** START OF Extracted material **

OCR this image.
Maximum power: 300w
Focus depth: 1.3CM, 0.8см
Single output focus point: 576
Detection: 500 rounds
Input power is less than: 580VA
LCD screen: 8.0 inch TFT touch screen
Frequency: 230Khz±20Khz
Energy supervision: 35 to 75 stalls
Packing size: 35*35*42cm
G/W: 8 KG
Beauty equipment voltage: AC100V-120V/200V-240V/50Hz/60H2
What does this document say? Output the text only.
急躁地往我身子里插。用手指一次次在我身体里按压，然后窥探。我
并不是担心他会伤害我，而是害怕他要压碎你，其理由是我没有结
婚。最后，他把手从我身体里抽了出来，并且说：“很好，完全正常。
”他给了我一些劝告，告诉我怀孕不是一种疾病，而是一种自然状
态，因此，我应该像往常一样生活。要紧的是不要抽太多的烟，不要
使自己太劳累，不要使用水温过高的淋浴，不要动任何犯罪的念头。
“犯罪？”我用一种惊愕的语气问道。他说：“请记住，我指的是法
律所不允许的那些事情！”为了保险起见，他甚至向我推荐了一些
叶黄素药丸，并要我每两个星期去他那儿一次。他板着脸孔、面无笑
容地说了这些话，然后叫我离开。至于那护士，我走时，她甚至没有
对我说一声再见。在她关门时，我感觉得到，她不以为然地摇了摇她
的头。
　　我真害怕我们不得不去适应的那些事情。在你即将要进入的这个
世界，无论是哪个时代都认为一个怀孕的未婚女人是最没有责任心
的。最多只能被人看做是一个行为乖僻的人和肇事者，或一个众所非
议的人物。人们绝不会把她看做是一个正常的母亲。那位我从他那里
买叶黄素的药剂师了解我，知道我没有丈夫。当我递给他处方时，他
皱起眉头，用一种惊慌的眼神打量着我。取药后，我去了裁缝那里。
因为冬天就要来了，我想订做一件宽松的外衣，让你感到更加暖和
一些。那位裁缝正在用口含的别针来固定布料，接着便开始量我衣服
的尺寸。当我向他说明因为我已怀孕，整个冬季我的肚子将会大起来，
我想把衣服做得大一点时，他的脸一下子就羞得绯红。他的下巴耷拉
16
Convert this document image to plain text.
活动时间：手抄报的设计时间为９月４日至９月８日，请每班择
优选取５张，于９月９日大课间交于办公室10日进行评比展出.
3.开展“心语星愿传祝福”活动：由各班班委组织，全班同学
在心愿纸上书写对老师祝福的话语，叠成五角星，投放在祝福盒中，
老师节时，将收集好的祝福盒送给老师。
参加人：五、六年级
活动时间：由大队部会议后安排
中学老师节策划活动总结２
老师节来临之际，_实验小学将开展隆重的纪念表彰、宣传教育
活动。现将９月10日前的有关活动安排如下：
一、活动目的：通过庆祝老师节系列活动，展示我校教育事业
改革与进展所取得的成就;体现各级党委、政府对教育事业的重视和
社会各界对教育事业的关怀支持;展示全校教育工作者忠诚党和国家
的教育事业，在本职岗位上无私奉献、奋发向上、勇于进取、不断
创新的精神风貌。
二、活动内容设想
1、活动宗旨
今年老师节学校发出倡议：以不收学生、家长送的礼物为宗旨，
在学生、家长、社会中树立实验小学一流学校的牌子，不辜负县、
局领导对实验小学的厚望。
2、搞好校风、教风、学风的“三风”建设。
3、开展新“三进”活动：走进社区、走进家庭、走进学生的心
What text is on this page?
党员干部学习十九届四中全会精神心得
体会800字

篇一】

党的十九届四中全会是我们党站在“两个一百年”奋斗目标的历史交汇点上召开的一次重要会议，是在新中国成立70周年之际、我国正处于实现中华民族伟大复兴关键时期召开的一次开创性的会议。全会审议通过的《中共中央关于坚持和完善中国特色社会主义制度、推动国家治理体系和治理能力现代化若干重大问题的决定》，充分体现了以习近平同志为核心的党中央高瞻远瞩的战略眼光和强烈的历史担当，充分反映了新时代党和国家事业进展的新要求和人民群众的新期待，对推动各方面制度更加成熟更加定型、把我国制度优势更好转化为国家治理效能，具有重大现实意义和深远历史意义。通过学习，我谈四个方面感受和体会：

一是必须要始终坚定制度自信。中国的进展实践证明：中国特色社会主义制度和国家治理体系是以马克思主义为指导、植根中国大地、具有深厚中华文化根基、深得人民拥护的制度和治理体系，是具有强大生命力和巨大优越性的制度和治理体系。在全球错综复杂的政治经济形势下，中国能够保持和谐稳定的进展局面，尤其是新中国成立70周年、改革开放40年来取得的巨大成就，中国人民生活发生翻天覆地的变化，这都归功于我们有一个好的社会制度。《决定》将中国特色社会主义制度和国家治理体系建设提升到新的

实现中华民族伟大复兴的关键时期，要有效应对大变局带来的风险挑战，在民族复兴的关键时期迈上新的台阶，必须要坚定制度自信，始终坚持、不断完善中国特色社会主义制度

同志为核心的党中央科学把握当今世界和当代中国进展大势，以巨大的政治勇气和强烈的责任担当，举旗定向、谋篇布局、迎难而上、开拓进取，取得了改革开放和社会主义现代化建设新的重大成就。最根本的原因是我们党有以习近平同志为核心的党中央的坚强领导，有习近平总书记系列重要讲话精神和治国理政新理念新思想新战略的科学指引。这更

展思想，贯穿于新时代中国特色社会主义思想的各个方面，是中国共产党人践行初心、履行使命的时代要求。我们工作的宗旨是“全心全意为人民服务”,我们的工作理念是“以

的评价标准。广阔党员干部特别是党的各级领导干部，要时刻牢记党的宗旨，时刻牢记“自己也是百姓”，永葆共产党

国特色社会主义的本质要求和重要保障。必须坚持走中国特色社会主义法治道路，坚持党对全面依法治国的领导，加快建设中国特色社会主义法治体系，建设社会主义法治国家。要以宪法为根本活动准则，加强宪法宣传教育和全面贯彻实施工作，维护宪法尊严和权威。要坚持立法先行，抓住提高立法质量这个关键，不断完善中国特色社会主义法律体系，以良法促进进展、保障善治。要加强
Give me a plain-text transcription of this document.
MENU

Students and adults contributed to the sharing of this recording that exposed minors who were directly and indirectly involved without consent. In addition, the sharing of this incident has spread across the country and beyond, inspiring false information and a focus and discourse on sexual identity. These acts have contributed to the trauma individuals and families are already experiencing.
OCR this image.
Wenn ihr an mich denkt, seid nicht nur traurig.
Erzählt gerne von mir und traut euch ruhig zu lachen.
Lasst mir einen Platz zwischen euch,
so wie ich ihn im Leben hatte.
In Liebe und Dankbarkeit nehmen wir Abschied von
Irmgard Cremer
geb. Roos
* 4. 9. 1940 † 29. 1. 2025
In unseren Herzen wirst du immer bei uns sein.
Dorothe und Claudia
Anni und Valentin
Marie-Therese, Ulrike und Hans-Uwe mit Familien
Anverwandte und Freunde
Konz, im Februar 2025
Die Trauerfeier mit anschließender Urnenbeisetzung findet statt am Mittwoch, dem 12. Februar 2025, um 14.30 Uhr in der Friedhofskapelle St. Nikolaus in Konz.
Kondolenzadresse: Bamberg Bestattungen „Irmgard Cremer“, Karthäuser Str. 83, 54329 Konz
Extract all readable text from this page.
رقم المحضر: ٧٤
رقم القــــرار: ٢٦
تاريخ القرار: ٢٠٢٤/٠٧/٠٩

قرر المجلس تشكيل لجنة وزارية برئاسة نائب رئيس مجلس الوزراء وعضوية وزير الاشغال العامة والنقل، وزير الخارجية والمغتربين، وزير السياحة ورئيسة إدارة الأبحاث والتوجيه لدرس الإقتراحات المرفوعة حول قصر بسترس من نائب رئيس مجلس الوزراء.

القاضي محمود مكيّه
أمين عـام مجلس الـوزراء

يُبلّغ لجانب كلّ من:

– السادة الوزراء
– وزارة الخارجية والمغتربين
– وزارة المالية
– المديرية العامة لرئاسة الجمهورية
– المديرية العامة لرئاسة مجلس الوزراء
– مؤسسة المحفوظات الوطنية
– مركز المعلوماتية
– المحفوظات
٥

** END OF Extracted material **

From the listing above, pick out every line containing "والمغتربين".

▸ **Response below**:
قرر المجلس تشكيل لجنة وزارية برئاسة نائب رئيس مجلس الوزراء وعضوية وزير الاشغال العامة والنقل، وزير الخارجية والمغتربين، وزير السياحة ورئيسة إدارة الأبحاث والتوجيه لدرس الإقتراحات المرفوعة حول قصر بسترس من نائب رئيس مجلس الوزراء.
– وزارة الخارجية والمغتربين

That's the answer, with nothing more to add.